Given text:
※

How do frontier and local models differ on privacy and control?

A frontier model sends every prompt to the vendor's servers, which you have to trust with your data. A local model keeps prompts and outputs on hardware you control, which removes a whole category of exposure but makes you responsible for securing that hardware yourself.

Last updated 2026-06-15 · Physea Labs

The clearest reason to run a model yourself has nothing to do with capability or cost. It is where your data goes.

With a frontier model, every prompt you send travels to the vendor’s servers to be processed. That means you are trusting another company with whatever is in those prompts, which can be a real problem for sensitive material such as health records, legal files, or private business data. With a local model, one analysis puts it plainly: your prompts and outputs never leave your own infrastructure, and no third-party provider sees them. That removes a whole category of compliance risk.[1]

Running the model yourself also means you control it. The weights sit on your hardware, so the model cannot be changed or retired out from under you, and you can fine-tune it for your own work.[2]

This control comes with a duty. Keeping data on your machine does not make security automatic; the same analysis notes you are now the one responsible for protecting that hardware and the data on it.[1] The exposure does not vanish, it moves to you.

※

Entries shown:
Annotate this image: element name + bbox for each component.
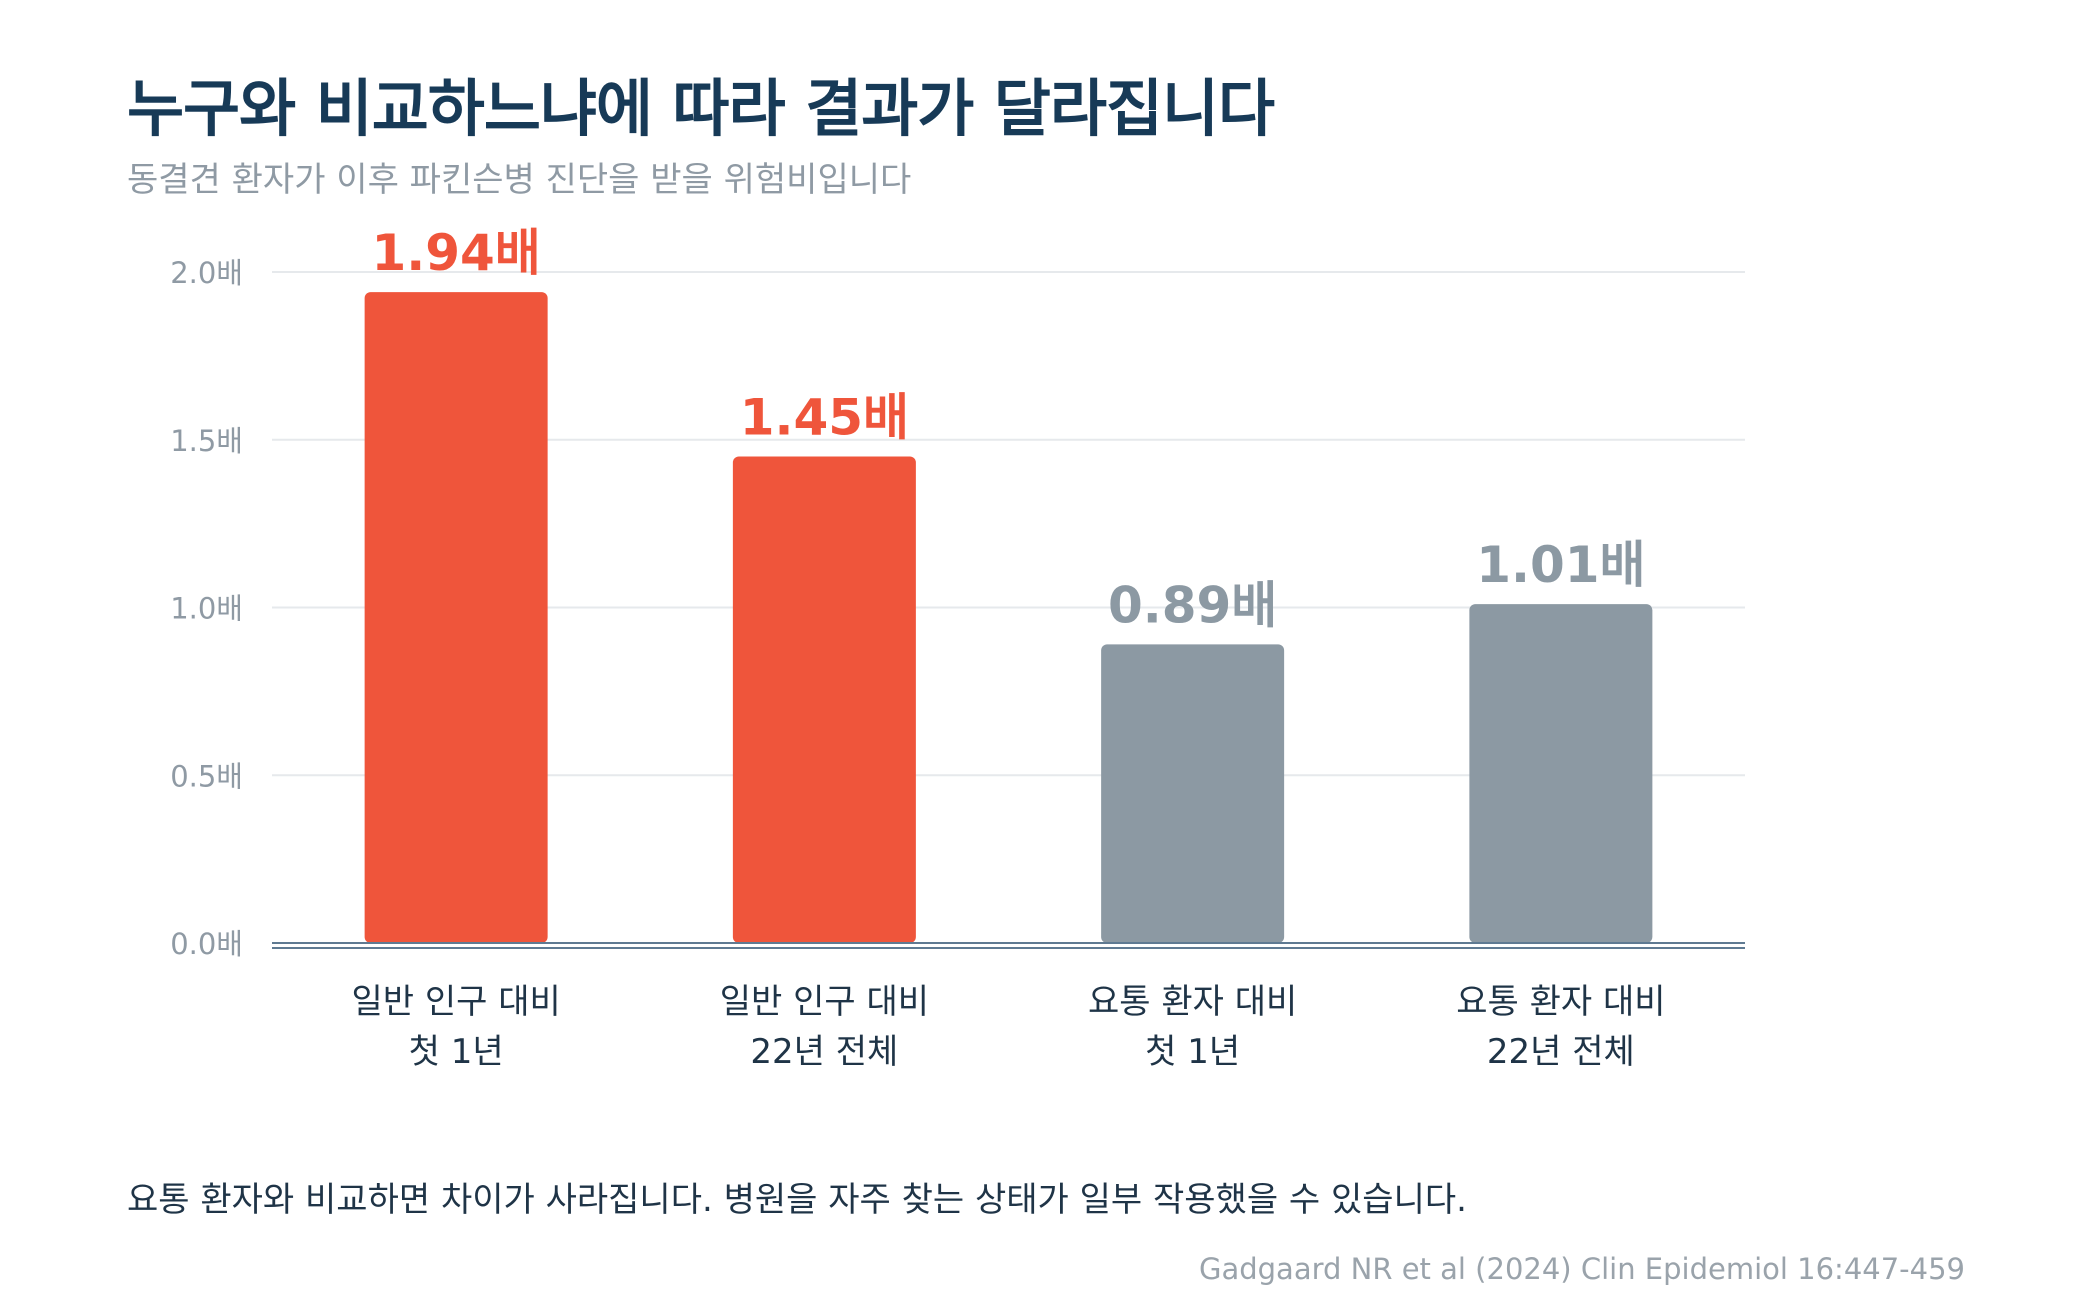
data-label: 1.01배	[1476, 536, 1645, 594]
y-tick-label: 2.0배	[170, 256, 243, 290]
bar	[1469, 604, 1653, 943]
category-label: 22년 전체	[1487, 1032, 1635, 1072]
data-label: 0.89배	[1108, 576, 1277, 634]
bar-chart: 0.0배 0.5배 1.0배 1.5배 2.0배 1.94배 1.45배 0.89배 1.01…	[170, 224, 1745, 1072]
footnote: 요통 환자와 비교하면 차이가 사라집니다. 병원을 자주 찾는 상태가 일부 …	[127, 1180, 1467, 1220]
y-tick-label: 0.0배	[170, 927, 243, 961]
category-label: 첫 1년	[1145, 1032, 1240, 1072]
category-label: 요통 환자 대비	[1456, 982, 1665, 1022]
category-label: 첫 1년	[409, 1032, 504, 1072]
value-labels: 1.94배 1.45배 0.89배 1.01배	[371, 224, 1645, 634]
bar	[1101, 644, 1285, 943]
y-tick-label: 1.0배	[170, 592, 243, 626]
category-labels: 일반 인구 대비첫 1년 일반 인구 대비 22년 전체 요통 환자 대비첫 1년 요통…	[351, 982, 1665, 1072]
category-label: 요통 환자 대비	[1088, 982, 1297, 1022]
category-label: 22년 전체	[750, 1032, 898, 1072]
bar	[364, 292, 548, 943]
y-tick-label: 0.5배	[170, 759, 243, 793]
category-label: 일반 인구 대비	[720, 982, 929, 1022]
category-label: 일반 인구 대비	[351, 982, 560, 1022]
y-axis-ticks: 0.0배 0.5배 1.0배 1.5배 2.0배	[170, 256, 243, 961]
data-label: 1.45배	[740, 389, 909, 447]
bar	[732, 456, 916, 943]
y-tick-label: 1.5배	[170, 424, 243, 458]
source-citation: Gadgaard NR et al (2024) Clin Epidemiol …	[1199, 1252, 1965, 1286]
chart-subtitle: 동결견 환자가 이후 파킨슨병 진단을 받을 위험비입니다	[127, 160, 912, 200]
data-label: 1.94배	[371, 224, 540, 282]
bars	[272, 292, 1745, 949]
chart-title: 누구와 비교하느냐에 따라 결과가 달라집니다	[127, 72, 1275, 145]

※

Given exercise 1: According to the article on frontier and local models, where does a frontier model send every prompt?
Given exercise 2: From the article on frontier and local models, copy out word for word the passage that begins at the words "How do frontier" and stops after the words "that hardware yourself.".

Task response 1: To the vendor's servers.

Task response 2:
How do frontier and local models differ on privacy and control?

A frontier model sends every prompt to the vendor's servers, which you have to trust with your data. A local model keeps prompts and outputs on hardware you control, which removes a whole category of exposure but makes you responsible for securing that hardware yourself.